• **PROBLEM**
Using the data below, copy every line that contains the word "other".

────────

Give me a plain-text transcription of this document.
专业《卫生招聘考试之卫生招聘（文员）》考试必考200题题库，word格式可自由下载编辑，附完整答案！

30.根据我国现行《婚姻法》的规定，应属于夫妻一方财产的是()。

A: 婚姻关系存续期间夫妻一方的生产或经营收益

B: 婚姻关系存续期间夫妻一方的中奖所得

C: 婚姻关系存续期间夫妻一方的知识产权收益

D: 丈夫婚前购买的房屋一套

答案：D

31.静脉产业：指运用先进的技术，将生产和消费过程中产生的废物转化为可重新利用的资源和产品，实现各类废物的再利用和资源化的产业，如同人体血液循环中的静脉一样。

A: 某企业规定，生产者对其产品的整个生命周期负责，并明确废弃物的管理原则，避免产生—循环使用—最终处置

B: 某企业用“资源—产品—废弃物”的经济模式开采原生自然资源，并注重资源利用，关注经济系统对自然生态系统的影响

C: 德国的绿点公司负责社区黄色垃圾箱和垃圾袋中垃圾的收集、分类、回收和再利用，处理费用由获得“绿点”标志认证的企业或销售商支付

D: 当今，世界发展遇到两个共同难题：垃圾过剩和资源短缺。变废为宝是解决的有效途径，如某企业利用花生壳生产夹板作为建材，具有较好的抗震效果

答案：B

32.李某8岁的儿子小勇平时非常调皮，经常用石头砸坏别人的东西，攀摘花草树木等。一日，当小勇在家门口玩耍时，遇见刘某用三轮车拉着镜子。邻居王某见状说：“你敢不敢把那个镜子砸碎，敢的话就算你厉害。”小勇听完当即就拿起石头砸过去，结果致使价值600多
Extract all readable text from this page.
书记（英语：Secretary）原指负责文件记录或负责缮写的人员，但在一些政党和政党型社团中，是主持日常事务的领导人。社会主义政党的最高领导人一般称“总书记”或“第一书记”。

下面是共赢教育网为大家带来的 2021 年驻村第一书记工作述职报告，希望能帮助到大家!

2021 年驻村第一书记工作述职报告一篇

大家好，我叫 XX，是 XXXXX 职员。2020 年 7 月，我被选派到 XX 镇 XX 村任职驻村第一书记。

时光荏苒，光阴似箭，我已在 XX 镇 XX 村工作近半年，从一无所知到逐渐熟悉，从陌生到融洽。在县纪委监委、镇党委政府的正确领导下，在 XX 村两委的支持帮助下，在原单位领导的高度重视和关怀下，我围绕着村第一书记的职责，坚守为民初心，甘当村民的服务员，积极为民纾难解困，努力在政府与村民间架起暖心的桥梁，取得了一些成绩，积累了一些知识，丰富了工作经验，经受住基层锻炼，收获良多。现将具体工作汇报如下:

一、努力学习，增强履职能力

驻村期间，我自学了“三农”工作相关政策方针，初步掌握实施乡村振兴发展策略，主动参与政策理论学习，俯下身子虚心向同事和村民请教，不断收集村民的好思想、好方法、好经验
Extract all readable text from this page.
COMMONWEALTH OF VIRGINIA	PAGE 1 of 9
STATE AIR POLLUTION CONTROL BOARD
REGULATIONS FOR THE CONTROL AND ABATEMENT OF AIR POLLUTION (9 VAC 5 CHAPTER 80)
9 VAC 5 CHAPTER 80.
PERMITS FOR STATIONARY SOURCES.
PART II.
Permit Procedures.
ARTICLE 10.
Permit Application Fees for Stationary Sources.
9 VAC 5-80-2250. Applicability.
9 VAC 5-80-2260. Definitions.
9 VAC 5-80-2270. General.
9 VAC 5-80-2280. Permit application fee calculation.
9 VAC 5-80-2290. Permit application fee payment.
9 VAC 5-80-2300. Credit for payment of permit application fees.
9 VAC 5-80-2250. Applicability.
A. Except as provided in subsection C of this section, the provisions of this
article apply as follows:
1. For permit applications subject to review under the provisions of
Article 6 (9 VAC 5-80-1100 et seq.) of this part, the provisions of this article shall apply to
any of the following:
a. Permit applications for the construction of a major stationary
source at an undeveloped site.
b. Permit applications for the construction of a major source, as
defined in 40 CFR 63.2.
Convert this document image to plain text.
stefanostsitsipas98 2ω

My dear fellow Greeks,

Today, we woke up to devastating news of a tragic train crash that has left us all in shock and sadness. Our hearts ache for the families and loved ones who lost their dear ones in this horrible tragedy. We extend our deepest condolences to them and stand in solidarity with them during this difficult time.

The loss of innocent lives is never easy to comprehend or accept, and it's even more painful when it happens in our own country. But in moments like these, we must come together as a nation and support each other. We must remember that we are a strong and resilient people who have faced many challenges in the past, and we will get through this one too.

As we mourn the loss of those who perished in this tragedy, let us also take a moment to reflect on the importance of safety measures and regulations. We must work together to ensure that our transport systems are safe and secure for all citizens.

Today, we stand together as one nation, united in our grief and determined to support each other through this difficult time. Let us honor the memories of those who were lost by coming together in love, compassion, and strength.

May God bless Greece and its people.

────────

• **FINISHED ANSWER**
The loss of innocent lives is never easy to comprehend or accept, and it's even more painful when it happens in our own country. But in moments like these, we must come together as a nation and support each other. We must remember that we are a strong and resilient people who have faced many challenges in the past, and we will get through this one too.
Today, we stand together as one nation, united in our grief and determined to support each other through this difficult time. Let us honor the memories of those who were lost by coming together in love, compassion, and strength.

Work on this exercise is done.